-- WHAT YOU ARE ASKED TO DO --
Copy out every line holding the string "CH₃OH" from the records below.

-- DATA IN THIS EXERCISE --

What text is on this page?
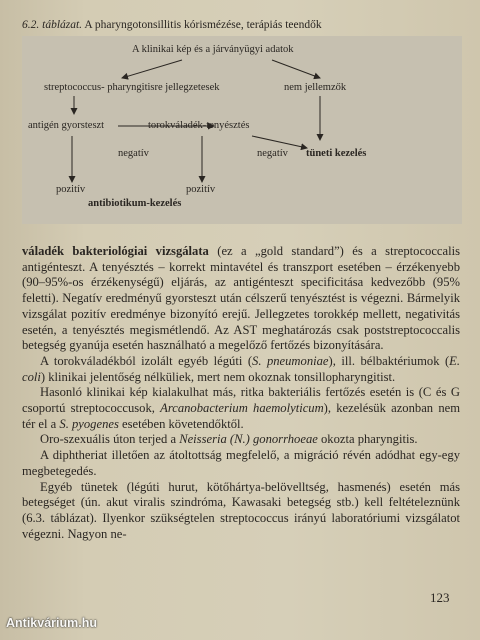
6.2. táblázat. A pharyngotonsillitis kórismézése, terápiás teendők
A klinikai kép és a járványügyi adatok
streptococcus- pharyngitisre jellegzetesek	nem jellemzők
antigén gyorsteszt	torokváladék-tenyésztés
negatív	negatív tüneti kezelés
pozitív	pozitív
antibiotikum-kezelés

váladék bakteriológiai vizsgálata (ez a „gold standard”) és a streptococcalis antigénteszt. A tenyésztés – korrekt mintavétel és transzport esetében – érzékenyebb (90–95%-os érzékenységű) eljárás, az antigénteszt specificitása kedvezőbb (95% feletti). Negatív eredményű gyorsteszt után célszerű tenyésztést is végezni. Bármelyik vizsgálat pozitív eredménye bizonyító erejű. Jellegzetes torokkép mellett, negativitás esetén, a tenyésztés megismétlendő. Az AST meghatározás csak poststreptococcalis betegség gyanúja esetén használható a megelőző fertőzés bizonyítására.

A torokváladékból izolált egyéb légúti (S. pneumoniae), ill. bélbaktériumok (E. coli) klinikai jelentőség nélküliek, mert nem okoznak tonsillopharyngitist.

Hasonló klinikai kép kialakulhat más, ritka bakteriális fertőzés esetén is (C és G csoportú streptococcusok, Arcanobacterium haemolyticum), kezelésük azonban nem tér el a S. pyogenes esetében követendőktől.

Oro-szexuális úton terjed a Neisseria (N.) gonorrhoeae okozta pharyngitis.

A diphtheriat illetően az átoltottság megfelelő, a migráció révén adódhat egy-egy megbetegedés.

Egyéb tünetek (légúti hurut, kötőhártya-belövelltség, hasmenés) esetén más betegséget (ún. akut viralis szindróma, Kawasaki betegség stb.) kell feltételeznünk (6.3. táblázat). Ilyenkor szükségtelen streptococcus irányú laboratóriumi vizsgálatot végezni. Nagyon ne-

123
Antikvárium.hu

==

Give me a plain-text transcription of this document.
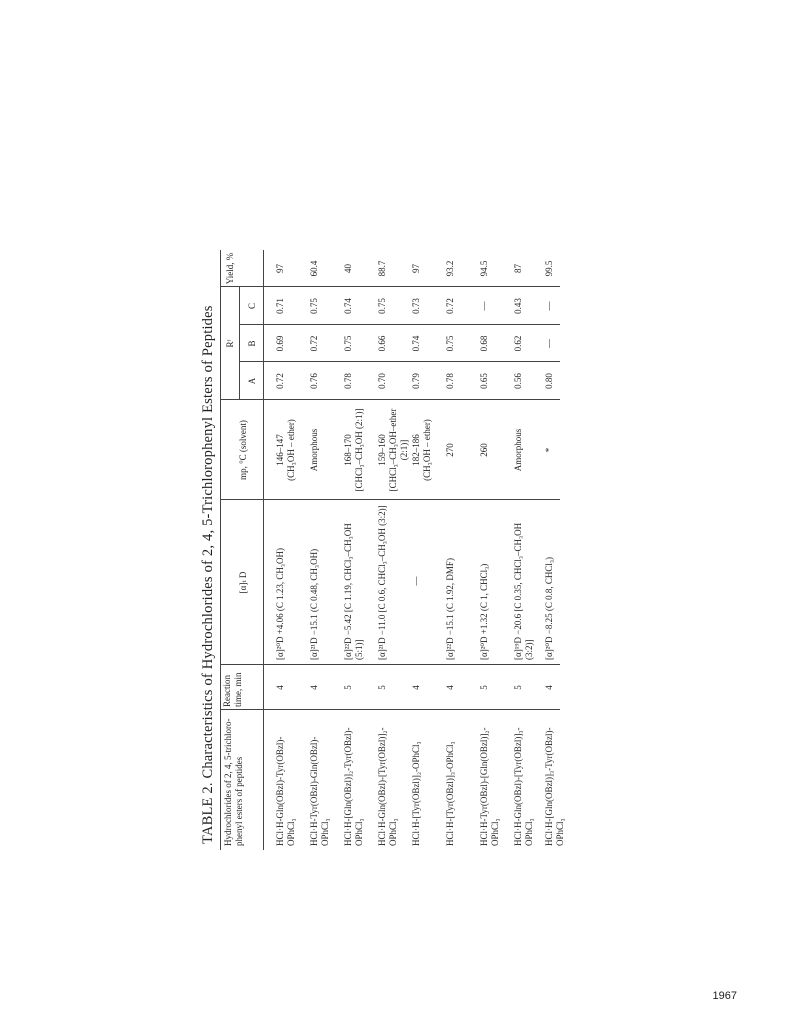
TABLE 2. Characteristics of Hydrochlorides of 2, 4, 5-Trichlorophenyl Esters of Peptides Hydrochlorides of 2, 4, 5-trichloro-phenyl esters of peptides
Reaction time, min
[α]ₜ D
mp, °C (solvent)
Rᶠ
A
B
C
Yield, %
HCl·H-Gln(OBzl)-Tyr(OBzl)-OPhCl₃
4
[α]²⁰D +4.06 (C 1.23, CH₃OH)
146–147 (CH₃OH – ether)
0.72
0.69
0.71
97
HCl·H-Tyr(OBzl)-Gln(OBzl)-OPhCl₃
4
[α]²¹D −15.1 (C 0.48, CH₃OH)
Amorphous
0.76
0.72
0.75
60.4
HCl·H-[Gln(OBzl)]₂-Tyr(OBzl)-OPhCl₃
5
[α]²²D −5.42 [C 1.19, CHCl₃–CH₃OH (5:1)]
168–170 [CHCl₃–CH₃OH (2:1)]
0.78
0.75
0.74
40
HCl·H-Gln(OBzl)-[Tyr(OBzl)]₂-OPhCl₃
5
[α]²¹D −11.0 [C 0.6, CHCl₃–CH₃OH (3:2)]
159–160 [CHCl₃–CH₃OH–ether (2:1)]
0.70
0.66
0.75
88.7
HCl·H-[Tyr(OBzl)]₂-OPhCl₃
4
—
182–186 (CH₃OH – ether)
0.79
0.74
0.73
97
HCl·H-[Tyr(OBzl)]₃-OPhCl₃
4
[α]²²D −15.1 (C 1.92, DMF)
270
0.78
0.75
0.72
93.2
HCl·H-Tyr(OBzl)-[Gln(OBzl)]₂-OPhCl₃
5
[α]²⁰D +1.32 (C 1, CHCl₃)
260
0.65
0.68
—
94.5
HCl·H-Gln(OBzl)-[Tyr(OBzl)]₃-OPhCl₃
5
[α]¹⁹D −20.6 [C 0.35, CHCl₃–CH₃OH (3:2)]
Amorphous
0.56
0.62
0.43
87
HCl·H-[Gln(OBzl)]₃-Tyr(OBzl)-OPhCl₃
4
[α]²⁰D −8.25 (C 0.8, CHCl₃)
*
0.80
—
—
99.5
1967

-- TASK RESULT --
[α]²⁰D +4.06 (C 1.23, CH₃OH)
146–147 (CH₃OH – ether)
[α]²¹D −15.1 (C 0.48, CH₃OH)
[α]²²D −5.42 [C 1.19, CHCl₃–CH₃OH (5:1)]
168–170 [CHCl₃–CH₃OH (2:1)]
[α]²¹D −11.0 [C 0.6, CHCl₃–CH₃OH (3:2)]
159–160 [CHCl₃–CH₃OH–ether (2:1)]
182–186 (CH₃OH – ether)
[α]¹⁹D −20.6 [C 0.35, CHCl₃–CH₃OH (3:2)]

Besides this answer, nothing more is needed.